- Data items -
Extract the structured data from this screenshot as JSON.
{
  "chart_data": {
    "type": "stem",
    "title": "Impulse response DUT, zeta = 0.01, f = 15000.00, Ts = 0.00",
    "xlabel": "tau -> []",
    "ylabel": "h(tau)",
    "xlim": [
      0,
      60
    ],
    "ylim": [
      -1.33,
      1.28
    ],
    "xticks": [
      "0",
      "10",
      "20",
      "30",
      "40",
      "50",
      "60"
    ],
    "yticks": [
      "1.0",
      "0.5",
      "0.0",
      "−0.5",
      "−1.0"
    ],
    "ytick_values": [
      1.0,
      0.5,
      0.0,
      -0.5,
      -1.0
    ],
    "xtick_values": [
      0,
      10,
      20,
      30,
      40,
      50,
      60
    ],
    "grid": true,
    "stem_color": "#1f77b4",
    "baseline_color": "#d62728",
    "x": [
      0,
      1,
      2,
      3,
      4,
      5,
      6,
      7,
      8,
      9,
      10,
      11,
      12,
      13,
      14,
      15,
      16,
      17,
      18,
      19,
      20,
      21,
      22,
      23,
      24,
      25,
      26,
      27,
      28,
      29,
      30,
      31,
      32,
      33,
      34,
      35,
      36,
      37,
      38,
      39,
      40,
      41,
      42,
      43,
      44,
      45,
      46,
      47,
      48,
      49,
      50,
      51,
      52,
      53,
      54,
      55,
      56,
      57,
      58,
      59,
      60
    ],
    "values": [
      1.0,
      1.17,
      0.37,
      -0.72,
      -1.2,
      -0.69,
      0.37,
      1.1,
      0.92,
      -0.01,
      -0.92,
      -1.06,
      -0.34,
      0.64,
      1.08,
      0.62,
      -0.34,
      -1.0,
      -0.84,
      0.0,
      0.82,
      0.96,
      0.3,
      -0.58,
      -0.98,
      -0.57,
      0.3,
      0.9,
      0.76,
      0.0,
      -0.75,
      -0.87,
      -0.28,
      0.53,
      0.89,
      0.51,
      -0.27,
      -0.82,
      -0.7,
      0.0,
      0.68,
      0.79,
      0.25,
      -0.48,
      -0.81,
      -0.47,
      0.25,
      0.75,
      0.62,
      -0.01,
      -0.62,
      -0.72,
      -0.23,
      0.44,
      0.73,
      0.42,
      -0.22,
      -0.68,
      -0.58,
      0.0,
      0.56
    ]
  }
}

- Aim -
Each line must be given again exactly as written above.

- Task result -
Extract the structured data from this screenshot as JSON.
{
  "chart_data": {
    "type": "stem",
    "title": "Impulse response DUT, zeta = 0.01, f = 15000.00, Ts = 0.00",
    "xlabel": "tau -> []",
    "ylabel": "h(tau)",
    "xlim": [
      0,
      60
    ],
    "ylim": [
      -1.33,
      1.28
    ],
    "xticks": [
      "0",
      "10",
      "20",
      "30",
      "40",
      "50",
      "60"
    ],
    "yticks": [
      "1.0",
      "0.5",
      "0.0",
      "−0.5",
      "−1.0"
    ],
    "ytick_values": [
      1.0,
      0.5,
      0.0,
      -0.5,
      -1.0
    ],
    "xtick_values": [
      0,
      10,
      20,
      30,
      40,
      50,
      60
    ],
    "grid": true,
    "stem_color": "#1f77b4",
    "baseline_color": "#d62728",
    "x": [
      0,
      1,
      2,
      3,
      4,
      5,
      6,
      7,
      8,
      9,
      10,
      11,
      12,
      13,
      14,
      15,
      16,
      17,
      18,
      19,
      20,
      21,
      22,
      23,
      24,
      25,
      26,
      27,
      28,
      29,
      30,
      31,
      32,
      33,
      34,
      35,
      36,
      37,
      38,
      39,
      40,
      41,
      42,
      43,
      44,
      45,
      46,
      47,
      48,
      49,
      50,
      51,
      52,
      53,
      54,
      55,
      56,
      57,
      58,
      59,
      60
    ],
    "values": [
      1.0,
      1.17,
      0.37,
      -0.72,
      -1.2,
      -0.69,
      0.37,
      1.1,
      0.92,
      -0.01,
      -0.92,
      -1.06,
      -0.34,
      0.64,
      1.08,
      0.62,
      -0.34,
      -1.0,
      -0.84,
      0.0,
      0.82,
      0.96,
      0.3,
      -0.58,
      -0.98,
      -0.57,
      0.3,
      0.9,
      0.76,
      0.0,
      -0.75,
      -0.87,
      -0.28,
      0.53,
      0.89,
      0.51,
      -0.27,
      -0.82,
      -0.7,
      0.0,
      0.68,
      0.79,
      0.25,
      -0.48,
      -0.81,
      -0.47,
      0.25,
      0.75,
      0.62,
      -0.01,
      -0.62,
      -0.72,
      -0.23,
      0.44,
      0.73,
      0.42,
      -0.22,
      -0.68,
      -0.58,
      0.0,
      0.56
    ]
  }
}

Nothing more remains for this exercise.